— Task requirements —
Whenever a line contains the string "this", copy it out of the entries.

— Task data —
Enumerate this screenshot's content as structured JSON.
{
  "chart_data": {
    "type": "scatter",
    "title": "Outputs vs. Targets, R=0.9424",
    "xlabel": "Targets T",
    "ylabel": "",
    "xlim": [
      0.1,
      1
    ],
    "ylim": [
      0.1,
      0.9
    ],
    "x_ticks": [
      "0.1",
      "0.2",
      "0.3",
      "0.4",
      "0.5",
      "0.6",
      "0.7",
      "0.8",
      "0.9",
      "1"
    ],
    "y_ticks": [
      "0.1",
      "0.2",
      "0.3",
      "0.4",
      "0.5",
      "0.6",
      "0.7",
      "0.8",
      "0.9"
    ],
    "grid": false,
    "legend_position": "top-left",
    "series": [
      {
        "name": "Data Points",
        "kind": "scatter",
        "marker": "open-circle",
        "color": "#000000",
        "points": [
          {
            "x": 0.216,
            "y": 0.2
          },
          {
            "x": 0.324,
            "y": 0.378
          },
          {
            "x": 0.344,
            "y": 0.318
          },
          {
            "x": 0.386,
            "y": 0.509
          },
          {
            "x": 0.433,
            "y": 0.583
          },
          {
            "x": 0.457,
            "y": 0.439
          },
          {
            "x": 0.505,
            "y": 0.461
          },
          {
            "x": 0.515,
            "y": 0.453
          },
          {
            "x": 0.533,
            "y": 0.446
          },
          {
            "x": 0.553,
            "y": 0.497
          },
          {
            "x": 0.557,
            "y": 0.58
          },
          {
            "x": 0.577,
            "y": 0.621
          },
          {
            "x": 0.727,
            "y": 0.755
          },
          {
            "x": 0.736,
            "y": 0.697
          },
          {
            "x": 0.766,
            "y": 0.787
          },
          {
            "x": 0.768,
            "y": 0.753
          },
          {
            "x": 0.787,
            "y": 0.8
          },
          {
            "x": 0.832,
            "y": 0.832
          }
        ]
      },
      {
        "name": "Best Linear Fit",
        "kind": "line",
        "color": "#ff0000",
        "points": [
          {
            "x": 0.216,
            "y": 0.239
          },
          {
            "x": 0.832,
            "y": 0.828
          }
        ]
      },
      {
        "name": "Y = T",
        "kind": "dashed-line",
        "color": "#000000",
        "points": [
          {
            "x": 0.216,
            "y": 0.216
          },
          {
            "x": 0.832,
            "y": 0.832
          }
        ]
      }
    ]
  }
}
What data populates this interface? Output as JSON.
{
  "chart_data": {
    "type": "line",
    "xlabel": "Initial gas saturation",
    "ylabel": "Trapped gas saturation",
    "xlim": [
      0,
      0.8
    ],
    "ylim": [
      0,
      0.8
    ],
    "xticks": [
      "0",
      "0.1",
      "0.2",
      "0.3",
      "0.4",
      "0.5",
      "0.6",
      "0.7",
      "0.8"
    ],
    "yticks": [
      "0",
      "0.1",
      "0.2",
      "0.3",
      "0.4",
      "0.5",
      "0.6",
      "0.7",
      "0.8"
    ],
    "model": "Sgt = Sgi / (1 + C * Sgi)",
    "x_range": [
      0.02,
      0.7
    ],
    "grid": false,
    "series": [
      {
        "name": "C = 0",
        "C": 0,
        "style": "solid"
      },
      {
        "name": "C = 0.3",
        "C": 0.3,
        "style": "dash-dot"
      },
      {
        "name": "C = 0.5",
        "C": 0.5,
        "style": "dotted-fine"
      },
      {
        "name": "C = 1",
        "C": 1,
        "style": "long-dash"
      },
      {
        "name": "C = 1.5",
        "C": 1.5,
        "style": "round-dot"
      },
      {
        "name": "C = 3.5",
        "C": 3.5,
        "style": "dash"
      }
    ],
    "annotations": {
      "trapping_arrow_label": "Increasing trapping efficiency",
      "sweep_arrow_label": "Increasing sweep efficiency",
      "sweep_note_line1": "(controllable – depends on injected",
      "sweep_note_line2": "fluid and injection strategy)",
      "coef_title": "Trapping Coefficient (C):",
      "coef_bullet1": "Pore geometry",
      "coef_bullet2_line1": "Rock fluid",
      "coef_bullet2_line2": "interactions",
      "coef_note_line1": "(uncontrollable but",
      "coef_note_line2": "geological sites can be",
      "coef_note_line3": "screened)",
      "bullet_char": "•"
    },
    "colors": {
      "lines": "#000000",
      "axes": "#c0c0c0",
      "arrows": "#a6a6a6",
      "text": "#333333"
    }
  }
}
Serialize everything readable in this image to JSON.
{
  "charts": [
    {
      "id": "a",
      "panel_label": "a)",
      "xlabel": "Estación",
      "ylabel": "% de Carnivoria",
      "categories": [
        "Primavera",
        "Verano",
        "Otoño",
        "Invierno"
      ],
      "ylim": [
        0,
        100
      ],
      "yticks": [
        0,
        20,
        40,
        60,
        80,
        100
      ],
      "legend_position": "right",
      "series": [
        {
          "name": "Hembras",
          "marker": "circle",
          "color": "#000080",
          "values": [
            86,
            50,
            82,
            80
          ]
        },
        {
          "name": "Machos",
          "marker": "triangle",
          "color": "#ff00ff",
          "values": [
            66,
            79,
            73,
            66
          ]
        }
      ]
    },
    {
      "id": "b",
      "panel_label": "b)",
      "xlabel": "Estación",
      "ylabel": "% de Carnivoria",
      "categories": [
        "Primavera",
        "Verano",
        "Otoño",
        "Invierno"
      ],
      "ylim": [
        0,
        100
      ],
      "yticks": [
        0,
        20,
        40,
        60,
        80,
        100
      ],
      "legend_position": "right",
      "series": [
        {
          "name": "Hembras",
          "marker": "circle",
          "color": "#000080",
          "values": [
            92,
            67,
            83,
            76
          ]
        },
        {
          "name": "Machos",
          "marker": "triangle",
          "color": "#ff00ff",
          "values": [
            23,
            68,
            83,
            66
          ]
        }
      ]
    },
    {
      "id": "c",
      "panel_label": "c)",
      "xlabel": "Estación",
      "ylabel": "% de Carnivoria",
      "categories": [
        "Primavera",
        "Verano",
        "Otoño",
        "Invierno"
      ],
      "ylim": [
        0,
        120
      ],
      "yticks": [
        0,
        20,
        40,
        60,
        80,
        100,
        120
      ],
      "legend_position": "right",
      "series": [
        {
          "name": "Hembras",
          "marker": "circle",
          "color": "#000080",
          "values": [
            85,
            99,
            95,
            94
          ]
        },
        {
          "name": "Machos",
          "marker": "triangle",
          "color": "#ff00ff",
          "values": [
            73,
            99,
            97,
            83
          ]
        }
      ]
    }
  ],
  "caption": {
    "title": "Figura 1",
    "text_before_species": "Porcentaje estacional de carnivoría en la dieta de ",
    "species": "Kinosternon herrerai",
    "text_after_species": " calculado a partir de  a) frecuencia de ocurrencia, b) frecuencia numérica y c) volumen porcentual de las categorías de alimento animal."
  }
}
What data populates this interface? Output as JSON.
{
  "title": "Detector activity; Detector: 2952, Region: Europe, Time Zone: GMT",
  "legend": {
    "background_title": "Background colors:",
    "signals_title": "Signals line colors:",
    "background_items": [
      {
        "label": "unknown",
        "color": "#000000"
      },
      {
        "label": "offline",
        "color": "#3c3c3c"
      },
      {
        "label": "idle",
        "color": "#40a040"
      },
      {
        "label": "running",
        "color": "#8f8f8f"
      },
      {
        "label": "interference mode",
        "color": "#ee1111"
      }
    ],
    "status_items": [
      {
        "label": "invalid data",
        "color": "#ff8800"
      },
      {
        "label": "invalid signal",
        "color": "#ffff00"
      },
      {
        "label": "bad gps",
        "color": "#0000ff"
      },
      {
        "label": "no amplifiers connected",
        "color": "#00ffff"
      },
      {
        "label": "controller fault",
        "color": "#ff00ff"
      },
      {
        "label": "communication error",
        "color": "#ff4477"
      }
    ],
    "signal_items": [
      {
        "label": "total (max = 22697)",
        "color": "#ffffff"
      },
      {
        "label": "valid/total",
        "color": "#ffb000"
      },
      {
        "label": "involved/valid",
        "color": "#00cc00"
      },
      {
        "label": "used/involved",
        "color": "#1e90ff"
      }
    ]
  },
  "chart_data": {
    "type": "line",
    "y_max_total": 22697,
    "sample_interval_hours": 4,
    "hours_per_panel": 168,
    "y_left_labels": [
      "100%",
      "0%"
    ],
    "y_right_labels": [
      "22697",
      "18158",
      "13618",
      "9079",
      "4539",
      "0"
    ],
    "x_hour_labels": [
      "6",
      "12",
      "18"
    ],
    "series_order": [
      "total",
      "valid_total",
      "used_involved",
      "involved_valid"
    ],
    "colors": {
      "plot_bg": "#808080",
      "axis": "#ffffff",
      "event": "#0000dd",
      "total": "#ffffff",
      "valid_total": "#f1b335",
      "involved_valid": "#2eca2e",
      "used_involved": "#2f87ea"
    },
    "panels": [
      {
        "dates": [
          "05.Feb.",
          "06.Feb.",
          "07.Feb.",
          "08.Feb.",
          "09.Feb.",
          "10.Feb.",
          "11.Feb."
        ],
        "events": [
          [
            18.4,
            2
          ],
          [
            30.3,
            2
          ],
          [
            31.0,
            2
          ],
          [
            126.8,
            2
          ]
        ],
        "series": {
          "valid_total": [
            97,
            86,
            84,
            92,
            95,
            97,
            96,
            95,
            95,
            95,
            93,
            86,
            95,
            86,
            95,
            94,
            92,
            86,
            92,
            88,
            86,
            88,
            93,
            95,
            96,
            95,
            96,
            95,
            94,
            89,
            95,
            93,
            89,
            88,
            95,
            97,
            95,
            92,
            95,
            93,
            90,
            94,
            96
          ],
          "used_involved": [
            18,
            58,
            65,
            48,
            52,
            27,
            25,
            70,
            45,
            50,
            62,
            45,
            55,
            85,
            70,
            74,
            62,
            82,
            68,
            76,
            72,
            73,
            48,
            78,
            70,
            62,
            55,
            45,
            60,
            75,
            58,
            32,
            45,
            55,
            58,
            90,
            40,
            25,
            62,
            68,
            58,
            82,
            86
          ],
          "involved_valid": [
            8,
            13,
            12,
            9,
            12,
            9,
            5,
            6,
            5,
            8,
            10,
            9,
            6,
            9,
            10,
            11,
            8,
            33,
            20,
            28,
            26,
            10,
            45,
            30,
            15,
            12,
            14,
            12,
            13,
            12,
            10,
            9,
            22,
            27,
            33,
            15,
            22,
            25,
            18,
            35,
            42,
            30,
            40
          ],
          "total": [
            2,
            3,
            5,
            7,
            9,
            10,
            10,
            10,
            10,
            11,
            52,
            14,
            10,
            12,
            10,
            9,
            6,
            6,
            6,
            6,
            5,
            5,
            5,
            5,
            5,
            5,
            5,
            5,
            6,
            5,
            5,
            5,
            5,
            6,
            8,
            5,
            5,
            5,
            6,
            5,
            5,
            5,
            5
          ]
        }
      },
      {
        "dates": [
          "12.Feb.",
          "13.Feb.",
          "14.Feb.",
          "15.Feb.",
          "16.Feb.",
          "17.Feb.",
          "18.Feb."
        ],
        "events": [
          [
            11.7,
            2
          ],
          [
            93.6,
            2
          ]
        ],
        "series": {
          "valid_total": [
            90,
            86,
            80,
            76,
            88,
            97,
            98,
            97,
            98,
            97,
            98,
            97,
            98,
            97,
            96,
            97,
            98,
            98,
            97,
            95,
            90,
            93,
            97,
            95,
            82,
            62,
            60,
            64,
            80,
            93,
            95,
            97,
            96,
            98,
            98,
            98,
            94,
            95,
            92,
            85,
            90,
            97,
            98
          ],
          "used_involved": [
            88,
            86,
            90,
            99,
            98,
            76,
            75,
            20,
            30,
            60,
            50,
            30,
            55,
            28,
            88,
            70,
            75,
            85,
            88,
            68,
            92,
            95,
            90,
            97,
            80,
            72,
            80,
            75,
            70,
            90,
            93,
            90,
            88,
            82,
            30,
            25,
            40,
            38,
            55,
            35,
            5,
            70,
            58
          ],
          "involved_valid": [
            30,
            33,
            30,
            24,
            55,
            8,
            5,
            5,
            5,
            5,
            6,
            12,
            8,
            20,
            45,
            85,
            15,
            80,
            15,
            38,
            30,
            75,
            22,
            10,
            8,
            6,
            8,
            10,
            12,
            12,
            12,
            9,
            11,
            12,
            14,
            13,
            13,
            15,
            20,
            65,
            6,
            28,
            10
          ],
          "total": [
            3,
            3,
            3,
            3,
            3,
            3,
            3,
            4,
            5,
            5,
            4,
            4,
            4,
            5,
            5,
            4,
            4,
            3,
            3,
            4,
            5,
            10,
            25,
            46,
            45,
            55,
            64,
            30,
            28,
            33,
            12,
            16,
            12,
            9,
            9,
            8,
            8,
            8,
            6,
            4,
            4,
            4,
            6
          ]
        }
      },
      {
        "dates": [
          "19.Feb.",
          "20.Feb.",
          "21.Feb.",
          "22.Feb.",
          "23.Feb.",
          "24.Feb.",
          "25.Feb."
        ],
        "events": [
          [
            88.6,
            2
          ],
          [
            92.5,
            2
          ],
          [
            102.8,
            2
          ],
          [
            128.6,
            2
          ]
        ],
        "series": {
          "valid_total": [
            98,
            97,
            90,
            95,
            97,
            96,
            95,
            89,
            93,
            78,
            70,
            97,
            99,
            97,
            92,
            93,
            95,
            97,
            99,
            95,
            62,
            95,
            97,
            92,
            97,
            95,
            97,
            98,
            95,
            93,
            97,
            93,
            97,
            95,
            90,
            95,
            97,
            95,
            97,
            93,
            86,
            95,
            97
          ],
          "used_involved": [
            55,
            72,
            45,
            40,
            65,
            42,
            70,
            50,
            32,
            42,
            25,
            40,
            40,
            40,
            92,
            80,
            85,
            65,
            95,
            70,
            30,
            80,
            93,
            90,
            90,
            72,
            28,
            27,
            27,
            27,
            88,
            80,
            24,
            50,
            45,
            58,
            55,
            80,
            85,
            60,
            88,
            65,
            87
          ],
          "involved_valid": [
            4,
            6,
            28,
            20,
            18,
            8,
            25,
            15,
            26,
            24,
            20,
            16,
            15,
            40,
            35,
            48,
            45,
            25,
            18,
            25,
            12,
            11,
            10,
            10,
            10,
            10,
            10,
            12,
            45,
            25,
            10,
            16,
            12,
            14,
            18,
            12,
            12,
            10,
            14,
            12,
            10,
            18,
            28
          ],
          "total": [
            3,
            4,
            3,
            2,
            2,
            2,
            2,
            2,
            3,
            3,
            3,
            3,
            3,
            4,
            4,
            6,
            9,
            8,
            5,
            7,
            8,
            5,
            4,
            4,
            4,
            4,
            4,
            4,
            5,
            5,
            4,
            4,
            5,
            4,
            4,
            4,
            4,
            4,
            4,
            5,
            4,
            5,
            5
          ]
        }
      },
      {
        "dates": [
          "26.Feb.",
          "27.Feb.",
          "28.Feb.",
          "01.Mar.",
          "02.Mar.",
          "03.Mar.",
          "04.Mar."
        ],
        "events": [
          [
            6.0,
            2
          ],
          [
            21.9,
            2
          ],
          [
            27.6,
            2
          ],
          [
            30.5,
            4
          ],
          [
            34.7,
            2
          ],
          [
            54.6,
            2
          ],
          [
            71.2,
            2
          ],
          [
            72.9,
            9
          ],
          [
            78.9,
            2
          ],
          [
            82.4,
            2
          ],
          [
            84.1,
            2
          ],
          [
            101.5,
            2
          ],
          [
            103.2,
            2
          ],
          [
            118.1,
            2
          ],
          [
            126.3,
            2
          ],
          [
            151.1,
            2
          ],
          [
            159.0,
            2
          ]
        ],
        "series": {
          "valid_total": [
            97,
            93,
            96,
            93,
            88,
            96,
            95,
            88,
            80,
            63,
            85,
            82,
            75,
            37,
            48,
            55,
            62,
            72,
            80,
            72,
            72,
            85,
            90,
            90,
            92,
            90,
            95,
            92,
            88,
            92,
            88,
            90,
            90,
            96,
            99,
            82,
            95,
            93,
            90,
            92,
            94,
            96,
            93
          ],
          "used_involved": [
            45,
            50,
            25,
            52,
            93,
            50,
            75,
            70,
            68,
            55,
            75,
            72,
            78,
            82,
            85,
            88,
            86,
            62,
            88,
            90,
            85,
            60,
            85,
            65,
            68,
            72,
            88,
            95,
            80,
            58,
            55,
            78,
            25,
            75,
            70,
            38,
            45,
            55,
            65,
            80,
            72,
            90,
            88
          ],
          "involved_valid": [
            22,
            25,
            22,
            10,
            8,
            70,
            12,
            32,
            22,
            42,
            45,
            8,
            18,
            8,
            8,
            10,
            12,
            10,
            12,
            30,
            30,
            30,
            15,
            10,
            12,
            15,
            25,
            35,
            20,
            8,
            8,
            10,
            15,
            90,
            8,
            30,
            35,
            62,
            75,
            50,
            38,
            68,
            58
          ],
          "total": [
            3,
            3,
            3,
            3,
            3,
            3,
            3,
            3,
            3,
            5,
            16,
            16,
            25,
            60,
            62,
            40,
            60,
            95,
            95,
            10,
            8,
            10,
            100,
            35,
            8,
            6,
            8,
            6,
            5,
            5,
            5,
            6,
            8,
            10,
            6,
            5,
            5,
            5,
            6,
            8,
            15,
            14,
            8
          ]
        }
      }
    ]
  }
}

— Complete response —
Enumerate this screenshot's content as structured JSON.
What data populates this interface? Output as JSON.
Serialize everything readable in this image to JSON.
What data populates this interface? Output as JSON.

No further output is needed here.